### Exercise instructions
Write out the lines of the listing below, from the first one through the line that contains "room-sqft: 86.33 [1196,671,1268,688]", as a JSON list of strings with one string per line and blank lines left out.

----- Material provided

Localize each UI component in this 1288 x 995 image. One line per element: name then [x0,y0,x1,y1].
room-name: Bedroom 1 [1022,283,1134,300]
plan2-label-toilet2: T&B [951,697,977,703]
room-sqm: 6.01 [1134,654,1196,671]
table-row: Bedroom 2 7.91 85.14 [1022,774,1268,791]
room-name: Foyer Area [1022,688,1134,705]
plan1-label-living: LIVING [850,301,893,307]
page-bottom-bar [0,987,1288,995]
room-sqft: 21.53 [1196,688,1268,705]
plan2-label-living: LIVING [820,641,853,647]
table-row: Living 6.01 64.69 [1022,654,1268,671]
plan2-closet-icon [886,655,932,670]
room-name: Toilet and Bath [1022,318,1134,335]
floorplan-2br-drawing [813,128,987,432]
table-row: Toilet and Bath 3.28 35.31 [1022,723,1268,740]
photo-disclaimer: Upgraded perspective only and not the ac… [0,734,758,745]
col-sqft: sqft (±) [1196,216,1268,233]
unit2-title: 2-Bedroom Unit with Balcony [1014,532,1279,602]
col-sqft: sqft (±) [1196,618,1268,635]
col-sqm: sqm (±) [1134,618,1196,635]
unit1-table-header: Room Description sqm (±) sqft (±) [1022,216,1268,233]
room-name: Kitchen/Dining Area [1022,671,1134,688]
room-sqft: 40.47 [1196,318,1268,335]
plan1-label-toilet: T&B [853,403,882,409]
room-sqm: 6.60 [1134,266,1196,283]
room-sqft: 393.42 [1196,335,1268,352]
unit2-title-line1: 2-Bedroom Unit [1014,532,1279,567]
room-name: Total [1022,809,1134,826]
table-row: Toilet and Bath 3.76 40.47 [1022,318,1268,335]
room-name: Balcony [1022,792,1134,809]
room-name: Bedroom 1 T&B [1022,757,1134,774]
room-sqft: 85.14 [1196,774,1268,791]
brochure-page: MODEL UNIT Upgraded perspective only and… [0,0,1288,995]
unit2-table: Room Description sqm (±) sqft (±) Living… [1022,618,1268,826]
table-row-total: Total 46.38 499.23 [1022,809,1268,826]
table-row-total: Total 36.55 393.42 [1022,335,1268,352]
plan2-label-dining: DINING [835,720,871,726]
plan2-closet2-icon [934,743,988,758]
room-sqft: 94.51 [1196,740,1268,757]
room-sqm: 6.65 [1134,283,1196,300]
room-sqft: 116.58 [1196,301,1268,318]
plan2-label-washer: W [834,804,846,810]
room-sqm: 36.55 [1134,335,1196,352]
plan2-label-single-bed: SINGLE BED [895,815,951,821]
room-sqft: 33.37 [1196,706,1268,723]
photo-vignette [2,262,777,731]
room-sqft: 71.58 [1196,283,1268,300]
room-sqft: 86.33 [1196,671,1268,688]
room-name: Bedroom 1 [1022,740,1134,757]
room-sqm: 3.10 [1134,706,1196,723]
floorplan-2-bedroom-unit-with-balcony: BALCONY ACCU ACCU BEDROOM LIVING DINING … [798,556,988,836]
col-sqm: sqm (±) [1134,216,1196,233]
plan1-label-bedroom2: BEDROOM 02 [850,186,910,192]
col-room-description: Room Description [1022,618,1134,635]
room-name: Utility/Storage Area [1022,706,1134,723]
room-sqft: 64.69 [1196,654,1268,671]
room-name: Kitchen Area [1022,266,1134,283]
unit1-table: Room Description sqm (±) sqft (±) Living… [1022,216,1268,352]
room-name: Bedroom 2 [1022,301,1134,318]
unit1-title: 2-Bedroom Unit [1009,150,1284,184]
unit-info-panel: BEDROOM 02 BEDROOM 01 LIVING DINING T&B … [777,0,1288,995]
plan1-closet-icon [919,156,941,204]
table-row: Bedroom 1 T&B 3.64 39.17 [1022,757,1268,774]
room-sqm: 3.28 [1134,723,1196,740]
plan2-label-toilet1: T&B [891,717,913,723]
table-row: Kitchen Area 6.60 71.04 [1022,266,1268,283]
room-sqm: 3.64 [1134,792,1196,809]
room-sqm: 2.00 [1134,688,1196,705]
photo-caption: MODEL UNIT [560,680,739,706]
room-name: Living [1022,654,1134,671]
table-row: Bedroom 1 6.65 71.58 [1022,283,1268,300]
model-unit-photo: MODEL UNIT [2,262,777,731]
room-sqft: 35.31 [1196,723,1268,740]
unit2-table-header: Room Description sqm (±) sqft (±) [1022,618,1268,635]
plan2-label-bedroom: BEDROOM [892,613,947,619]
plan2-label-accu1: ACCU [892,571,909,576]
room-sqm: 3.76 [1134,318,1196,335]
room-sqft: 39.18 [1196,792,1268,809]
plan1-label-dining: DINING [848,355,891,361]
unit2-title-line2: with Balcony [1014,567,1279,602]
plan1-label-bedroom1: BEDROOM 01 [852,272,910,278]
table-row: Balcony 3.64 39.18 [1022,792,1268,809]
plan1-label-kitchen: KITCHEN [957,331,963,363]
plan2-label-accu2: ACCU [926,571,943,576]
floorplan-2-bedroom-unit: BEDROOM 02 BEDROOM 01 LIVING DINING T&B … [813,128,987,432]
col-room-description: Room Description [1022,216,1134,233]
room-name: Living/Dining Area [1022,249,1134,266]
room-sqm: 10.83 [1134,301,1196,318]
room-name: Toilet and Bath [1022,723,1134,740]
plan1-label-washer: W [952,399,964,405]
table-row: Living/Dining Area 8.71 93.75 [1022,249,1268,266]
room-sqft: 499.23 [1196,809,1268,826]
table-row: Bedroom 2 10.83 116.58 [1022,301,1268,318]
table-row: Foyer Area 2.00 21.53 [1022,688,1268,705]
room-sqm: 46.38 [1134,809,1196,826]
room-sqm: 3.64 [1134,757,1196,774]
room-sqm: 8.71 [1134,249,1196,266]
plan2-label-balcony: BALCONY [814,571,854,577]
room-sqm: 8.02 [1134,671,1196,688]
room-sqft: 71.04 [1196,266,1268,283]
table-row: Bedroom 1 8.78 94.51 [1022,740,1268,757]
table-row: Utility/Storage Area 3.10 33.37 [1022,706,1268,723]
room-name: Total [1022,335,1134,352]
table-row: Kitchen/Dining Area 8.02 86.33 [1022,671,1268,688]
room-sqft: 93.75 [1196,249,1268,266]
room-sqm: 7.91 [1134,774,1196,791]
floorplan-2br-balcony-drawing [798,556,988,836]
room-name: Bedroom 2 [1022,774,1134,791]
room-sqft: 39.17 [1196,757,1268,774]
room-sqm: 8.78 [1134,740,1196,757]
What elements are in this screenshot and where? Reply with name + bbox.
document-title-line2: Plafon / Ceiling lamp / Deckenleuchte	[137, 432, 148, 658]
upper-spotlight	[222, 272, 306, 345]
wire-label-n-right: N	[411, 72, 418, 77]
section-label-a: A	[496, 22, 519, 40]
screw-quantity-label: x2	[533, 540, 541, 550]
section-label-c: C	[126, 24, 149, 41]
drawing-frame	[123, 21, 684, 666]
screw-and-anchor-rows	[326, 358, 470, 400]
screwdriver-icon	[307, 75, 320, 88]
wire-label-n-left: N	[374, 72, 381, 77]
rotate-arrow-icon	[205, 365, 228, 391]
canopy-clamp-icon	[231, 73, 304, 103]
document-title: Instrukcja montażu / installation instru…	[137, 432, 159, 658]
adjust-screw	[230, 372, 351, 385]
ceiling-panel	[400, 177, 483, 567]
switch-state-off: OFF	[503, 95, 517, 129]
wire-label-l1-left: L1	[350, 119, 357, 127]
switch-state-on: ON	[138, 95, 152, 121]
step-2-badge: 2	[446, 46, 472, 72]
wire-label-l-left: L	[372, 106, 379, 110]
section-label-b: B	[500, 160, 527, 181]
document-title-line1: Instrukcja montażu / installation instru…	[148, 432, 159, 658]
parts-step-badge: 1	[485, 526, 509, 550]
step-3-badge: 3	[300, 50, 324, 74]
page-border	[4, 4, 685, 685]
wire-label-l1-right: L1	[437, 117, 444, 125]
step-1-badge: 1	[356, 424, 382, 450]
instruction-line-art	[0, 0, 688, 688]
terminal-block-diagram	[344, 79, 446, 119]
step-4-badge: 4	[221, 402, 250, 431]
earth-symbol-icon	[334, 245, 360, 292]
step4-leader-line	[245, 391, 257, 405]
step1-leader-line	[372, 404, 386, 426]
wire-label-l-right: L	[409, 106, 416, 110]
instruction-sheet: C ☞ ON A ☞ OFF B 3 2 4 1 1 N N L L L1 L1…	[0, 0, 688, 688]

----------

### Final result
[
  "Localize each UI component in this 1288 x 995 image. One line per element: name then [x0,y0,x1,y1].",
  "room-name: Bedroom 1 [1022,283,1134,300]",
  "plan2-label-toilet2: T&B [951,697,977,703]",
  "room-sqm: 6.01 [1134,654,1196,671]",
  "table-row: Bedroom 2 7.91 85.14 [1022,774,1268,791]",
  "room-name: Foyer Area [1022,688,1134,705]",
  "plan1-label-living: LIVING [850,301,893,307]",
  "page-bottom-bar [0,987,1288,995]",
  "room-sqft: 21.53 [1196,688,1268,705]",
  "plan2-label-living: LIVING [820,641,853,647]",
  "table-row: Living 6.01 64.69 [1022,654,1268,671]",
  "plan2-closet-icon [886,655,932,670]",
  "room-name: Toilet and Bath [1022,318,1134,335]",
  "floorplan-2br-drawing [813,128,987,432]",
  "table-row: Toilet and Bath 3.28 35.31 [1022,723,1268,740]",
  "photo-disclaimer: Upgraded perspective only and not the ac… [0,734,758,745]",
  "col-sqft: sqft (±) [1196,216,1268,233]",
  "unit2-title: 2-Bedroom Unit with Balcony [1014,532,1279,602]",
  "col-sqft: sqft (±) [1196,618,1268,635]",
  "col-sqm: sqm (±) [1134,618,1196,635]",
  "unit1-table-header: Room Description sqm (±) sqft (±) [1022,216,1268,233]",
  "room-name: Kitchen/Dining Area [1022,671,1134,688]",
  "room-sqft: 40.47 [1196,318,1268,335]",
  "plan1-label-toilet: T&B [853,403,882,409]",
  "room-sqm: 6.60 [1134,266,1196,283]",
  "room-sqft: 393.42 [1196,335,1268,352]",
  "unit2-title-line1: 2-Bedroom Unit [1014,532,1279,567]",
  "room-name: Total [1022,809,1134,826]",
  "table-row: Toilet and Bath 3.76 40.47 [1022,318,1268,335]",
  "room-name: Balcony [1022,792,1134,809]",
  "room-name: Bedroom 1 T&B [1022,757,1134,774]",
  "room-sqft: 85.14 [1196,774,1268,791]",
  "brochure-page: MODEL UNIT Upgraded perspective only and… [0,0,1288,995]",
  "unit2-table: Room Description sqm (±) sqft (±) Living… [1022,618,1268,826]",
  "table-row-total: Total 46.38 499.23 [1022,809,1268,826]",
  "table-row-total: Total 36.55 393.42 [1022,335,1268,352]",
  "plan2-label-dining: DINING [835,720,871,726]",
  "plan2-closet2-icon [934,743,988,758]",
  "room-sqft: 94.51 [1196,740,1268,757]",
  "room-sqm: 6.65 [1134,283,1196,300]",
  "room-sqft: 116.58 [1196,301,1268,318]",
  "plan2-label-washer: W [834,804,846,810]",
  "room-sqm: 36.55 [1134,335,1196,352]",
  "plan2-label-single-bed: SINGLE BED [895,815,951,821]",
  "room-sqft: 33.37 [1196,706,1268,723]",
  "photo-vignette [2,262,777,731]",
  "room-sqft: 71.58 [1196,283,1268,300]",
  "room-sqft: 86.33 [1196,671,1268,688]"
]